**WORK REQUIRED**
Repeat the listing that follows, character for character, minus the pictures.

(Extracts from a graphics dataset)
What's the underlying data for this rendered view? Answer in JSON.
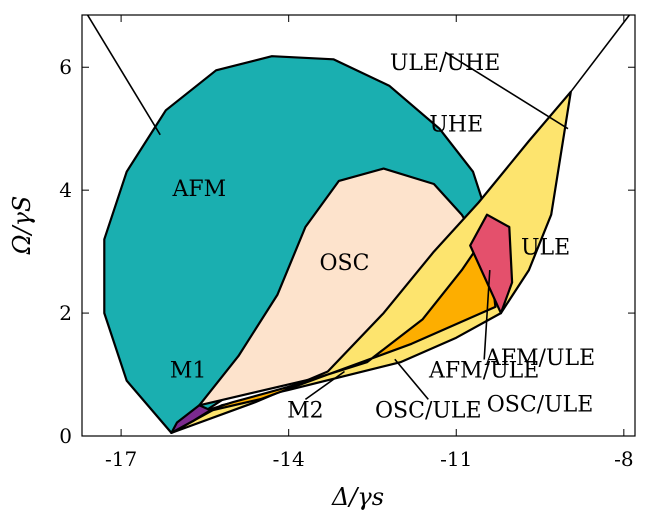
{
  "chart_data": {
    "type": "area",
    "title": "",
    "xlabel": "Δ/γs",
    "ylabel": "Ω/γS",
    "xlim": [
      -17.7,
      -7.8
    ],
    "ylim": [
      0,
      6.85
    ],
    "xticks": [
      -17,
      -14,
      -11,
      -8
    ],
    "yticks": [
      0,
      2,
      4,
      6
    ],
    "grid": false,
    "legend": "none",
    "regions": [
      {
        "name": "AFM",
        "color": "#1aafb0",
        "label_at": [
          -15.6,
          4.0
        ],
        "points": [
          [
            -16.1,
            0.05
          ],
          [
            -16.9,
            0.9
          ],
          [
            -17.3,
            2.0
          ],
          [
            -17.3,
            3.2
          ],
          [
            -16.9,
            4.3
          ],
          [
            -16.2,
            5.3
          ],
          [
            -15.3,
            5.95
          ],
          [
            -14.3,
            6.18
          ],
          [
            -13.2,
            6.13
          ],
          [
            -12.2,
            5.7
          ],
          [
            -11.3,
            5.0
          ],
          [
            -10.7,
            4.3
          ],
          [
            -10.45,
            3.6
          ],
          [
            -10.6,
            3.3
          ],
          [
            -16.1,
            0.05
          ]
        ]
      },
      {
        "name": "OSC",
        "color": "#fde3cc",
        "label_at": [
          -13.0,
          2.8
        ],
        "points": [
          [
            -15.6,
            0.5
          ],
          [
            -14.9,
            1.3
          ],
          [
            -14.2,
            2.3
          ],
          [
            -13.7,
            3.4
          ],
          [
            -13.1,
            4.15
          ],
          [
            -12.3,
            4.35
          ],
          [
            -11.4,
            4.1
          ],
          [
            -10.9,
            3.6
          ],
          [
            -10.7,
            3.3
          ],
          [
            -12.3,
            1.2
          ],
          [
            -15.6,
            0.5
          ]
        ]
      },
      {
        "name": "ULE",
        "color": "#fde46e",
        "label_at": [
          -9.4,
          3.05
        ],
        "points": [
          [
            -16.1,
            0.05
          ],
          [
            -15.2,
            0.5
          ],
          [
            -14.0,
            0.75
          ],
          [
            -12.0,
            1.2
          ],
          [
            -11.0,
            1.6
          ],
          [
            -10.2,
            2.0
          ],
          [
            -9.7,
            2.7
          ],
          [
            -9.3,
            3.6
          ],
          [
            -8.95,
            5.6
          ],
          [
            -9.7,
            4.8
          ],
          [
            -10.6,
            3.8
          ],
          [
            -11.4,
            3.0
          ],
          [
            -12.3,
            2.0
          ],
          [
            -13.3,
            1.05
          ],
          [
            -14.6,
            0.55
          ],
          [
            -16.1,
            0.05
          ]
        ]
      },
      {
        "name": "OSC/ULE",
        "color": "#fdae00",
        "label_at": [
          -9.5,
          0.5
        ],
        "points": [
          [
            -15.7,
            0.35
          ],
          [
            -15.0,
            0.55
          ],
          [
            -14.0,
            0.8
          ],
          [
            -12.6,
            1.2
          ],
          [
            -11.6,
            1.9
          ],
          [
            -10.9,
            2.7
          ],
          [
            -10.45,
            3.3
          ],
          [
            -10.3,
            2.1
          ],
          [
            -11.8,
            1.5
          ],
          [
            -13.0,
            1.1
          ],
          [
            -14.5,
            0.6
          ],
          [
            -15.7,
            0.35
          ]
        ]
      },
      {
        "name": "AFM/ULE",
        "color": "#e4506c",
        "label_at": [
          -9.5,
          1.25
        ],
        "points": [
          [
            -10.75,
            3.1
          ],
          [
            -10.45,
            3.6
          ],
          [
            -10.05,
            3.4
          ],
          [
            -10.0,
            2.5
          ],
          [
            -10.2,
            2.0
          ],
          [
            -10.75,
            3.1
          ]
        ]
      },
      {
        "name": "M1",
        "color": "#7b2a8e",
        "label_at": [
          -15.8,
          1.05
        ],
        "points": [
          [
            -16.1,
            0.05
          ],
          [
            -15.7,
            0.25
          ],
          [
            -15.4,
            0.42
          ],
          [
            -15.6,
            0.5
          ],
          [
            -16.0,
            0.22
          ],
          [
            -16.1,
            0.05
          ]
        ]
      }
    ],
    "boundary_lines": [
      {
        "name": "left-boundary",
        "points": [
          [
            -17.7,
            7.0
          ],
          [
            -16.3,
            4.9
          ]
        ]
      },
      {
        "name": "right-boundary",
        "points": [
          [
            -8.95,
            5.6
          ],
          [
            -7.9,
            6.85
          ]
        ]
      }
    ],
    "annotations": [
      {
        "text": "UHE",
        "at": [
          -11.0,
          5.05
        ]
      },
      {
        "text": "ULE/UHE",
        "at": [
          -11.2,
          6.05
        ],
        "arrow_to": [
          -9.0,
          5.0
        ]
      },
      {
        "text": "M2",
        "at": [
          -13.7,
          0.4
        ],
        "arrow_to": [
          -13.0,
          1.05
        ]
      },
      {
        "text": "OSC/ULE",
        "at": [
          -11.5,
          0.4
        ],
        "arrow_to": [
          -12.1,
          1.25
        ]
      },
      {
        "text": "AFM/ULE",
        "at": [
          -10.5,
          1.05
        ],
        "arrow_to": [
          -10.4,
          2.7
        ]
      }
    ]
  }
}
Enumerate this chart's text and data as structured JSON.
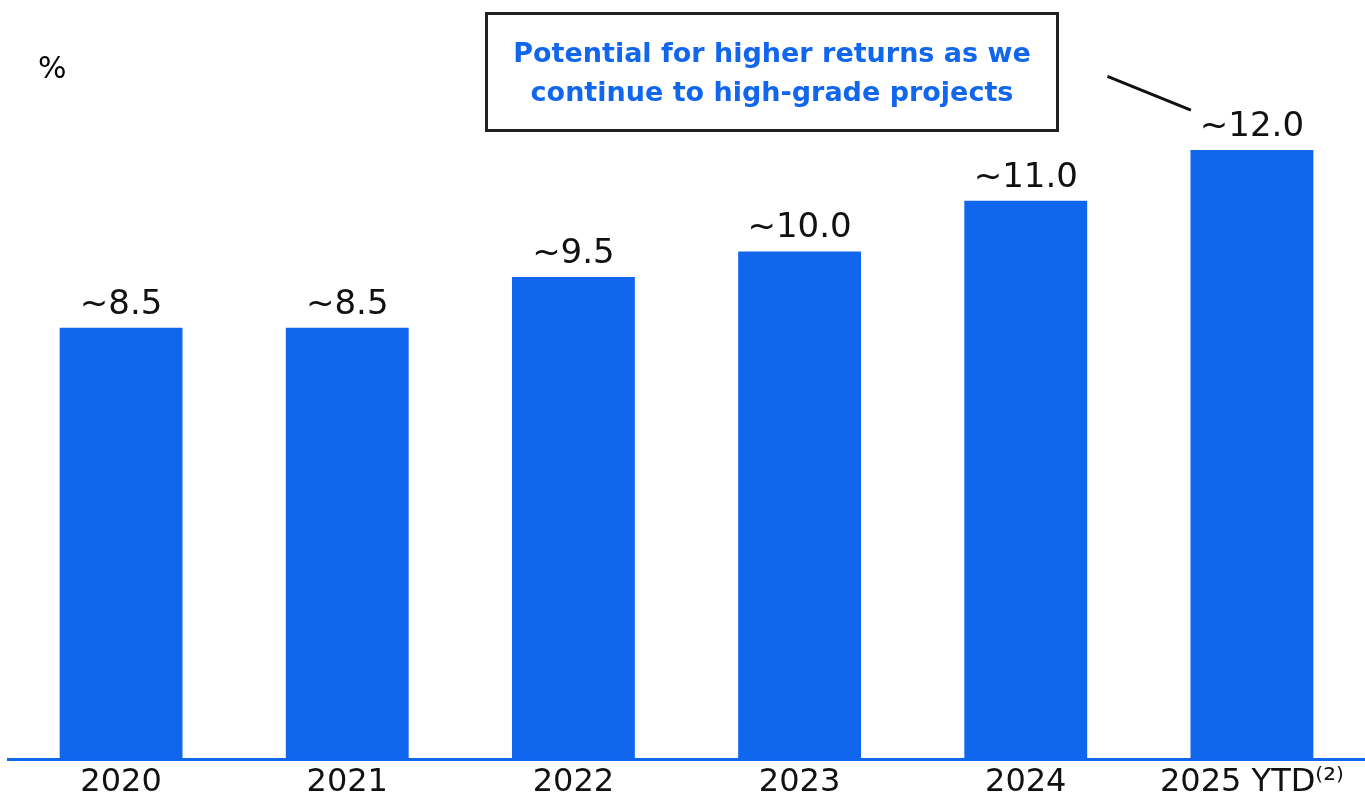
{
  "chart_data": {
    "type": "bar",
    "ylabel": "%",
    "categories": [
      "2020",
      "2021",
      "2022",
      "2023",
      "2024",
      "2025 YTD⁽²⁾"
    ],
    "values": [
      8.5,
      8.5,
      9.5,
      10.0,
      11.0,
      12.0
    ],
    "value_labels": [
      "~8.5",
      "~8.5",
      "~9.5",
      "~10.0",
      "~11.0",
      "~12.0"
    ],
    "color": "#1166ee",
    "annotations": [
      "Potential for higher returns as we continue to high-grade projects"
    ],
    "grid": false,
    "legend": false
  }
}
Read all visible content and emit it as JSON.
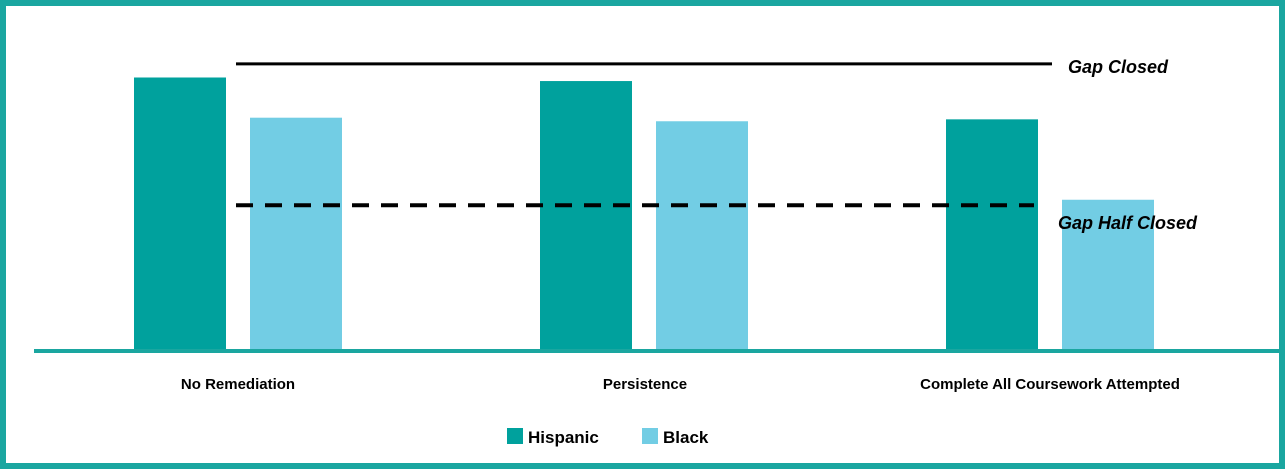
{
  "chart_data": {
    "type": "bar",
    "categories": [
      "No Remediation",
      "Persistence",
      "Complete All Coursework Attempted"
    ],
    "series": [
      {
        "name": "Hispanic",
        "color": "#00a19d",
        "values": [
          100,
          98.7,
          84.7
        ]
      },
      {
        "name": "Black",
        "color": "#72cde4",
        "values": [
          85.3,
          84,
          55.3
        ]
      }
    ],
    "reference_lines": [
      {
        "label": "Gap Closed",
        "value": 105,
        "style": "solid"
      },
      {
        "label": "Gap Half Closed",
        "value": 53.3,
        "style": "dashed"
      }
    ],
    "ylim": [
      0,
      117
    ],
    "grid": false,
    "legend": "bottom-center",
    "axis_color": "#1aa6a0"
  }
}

**THE COMPLETED TASK**
What's the underlying data for this rendered view? Answer in JSON.
{
  "chart_data": {
    "type": "area",
    "title": "",
    "xlabel": "Δ/γs",
    "ylabel": "Ω/γS",
    "xlim": [
      -17.7,
      -7.8
    ],
    "ylim": [
      0,
      6.85
    ],
    "xticks": [
      -17,
      -14,
      -11,
      -8
    ],
    "yticks": [
      0,
      2,
      4,
      6
    ],
    "grid": false,
    "legend": "none",
    "regions": [
      {
        "name": "AFM",
        "color": "#1aafb0",
        "label_at": [
          -15.6,
          4.0
        ],
        "points": [
          [
            -16.1,
            0.05
          ],
          [
            -16.9,
            0.9
          ],
          [
            -17.3,
            2.0
          ],
          [
            -17.3,
            3.2
          ],
          [
            -16.9,
            4.3
          ],
          [
            -16.2,
            5.3
          ],
          [
            -15.3,
            5.95
          ],
          [
            -14.3,
            6.18
          ],
          [
            -13.2,
            6.13
          ],
          [
            -12.2,
            5.7
          ],
          [
            -11.3,
            5.0
          ],
          [
            -10.7,
            4.3
          ],
          [
            -10.45,
            3.6
          ],
          [
            -10.6,
            3.3
          ],
          [
            -16.1,
            0.05
          ]
        ]
      },
      {
        "name": "OSC",
        "color": "#fde3cc",
        "label_at": [
          -13.0,
          2.8
        ],
        "points": [
          [
            -15.6,
            0.5
          ],
          [
            -14.9,
            1.3
          ],
          [
            -14.2,
            2.3
          ],
          [
            -13.7,
            3.4
          ],
          [
            -13.1,
            4.15
          ],
          [
            -12.3,
            4.35
          ],
          [
            -11.4,
            4.1
          ],
          [
            -10.9,
            3.6
          ],
          [
            -10.7,
            3.3
          ],
          [
            -12.3,
            1.2
          ],
          [
            -15.6,
            0.5
          ]
        ]
      },
      {
        "name": "ULE",
        "color": "#fde46e",
        "label_at": [
          -9.4,
          3.05
        ],
        "points": [
          [
            -16.1,
            0.05
          ],
          [
            -15.2,
            0.5
          ],
          [
            -14.0,
            0.75
          ],
          [
            -12.0,
            1.2
          ],
          [
            -11.0,
            1.6
          ],
          [
            -10.2,
            2.0
          ],
          [
            -9.7,
            2.7
          ],
          [
            -9.3,
            3.6
          ],
          [
            -8.95,
            5.6
          ],
          [
            -9.7,
            4.8
          ],
          [
            -10.6,
            3.8
          ],
          [
            -11.4,
            3.0
          ],
          [
            -12.3,
            2.0
          ],
          [
            -13.3,
            1.05
          ],
          [
            -14.6,
            0.55
          ],
          [
            -16.1,
            0.05
          ]
        ]
      },
      {
        "name": "OSC/ULE",
        "color": "#fdae00",
        "label_at": [
          -9.5,
          0.5
        ],
        "points": [
          [
            -15.7,
            0.35
          ],
          [
            -15.0,
            0.55
          ],
          [
            -14.0,
            0.8
          ],
          [
            -12.6,
            1.2
          ],
          [
            -11.6,
            1.9
          ],
          [
            -10.9,
            2.7
          ],
          [
            -10.45,
            3.3
          ],
          [
            -10.3,
            2.1
          ],
          [
            -11.8,
            1.5
          ],
          [
            -13.0,
            1.1
          ],
          [
            -14.5,
            0.6
          ],
          [
            -15.7,
            0.35
          ]
        ]
      },
      {
        "name": "AFM/ULE",
        "color": "#e4506c",
        "label_at": [
          -9.5,
          1.25
        ],
        "points": [
          [
            -10.75,
            3.1
          ],
          [
            -10.45,
            3.6
          ],
          [
            -10.05,
            3.4
          ],
          [
            -10.0,
            2.5
          ],
          [
            -10.2,
            2.0
          ],
          [
            -10.75,
            3.1
          ]
        ]
      },
      {
        "name": "M1",
        "color": "#7b2a8e",
        "label_at": [
          -15.8,
          1.05
        ],
        "points": [
          [
            -16.1,
            0.05
          ],
          [
            -15.7,
            0.25
          ],
          [
            -15.4,
            0.42
          ],
          [
            -15.6,
            0.5
          ],
          [
            -16.0,
            0.22
          ],
          [
            -16.1,
            0.05
          ]
        ]
      }
    ],
    "boundary_lines": [
      {
        "name": "left-boundary",
        "points": [
          [
            -17.7,
            7.0
          ],
          [
            -16.3,
            4.9
          ]
        ]
      },
      {
        "name": "right-boundary",
        "points": [
          [
            -8.95,
            5.6
          ],
          [
            -7.9,
            6.85
          ]
        ]
      }
    ],
    "annotations": [
      {
        "text": "UHE",
        "at": [
          -11.0,
          5.05
        ]
      },
      {
        "text": "ULE/UHE",
        "at": [
          -11.2,
          6.05
        ],
        "arrow_to": [
          -9.0,
          5.0
        ]
      },
      {
        "text": "M2",
        "at": [
          -13.7,
          0.4
        ],
        "arrow_to": [
          -13.0,
          1.05
        ]
      },
      {
        "text": "OSC/ULE",
        "at": [
          -11.5,
          0.4
        ],
        "arrow_to": [
          -12.1,
          1.25
        ]
      },
      {
        "text": "AFM/ULE",
        "at": [
          -10.5,
          1.05
        ],
        "arrow_to": [
          -10.4,
          2.7
        ]
      }
    ]
  }
}
Enumerate this chart's text and data as structured JSON.
{
  "chart_data": {
    "type": "bar",
    "ylabel": "%",
    "categories": [
      "2020",
      "2021",
      "2022",
      "2023",
      "2024",
      "2025 YTD⁽²⁾"
    ],
    "values": [
      8.5,
      8.5,
      9.5,
      10.0,
      11.0,
      12.0
    ],
    "value_labels": [
      "~8.5",
      "~8.5",
      "~9.5",
      "~10.0",
      "~11.0",
      "~12.0"
    ],
    "color": "#1166ee",
    "annotations": [
      "Potential for higher returns as we continue to high-grade projects"
    ],
    "grid": false,
    "legend": false
  }
}
Read all visible content and emit it as JSON.
{
  "chart_data": {
    "type": "bar",
    "categories": [
      "No Remediation",
      "Persistence",
      "Complete All Coursework Attempted"
    ],
    "series": [
      {
        "name": "Hispanic",
        "color": "#00a19d",
        "values": [
          100,
          98.7,
          84.7
        ]
      },
      {
        "name": "Black",
        "color": "#72cde4",
        "values": [
          85.3,
          84,
          55.3
        ]
      }
    ],
    "reference_lines": [
      {
        "label": "Gap Closed",
        "value": 105,
        "style": "solid"
      },
      {
        "label": "Gap Half Closed",
        "value": 53.3,
        "style": "dashed"
      }
    ],
    "ylim": [
      0,
      117
    ],
    "grid": false,
    "legend": "bottom-center",
    "axis_color": "#1aa6a0"
  }
}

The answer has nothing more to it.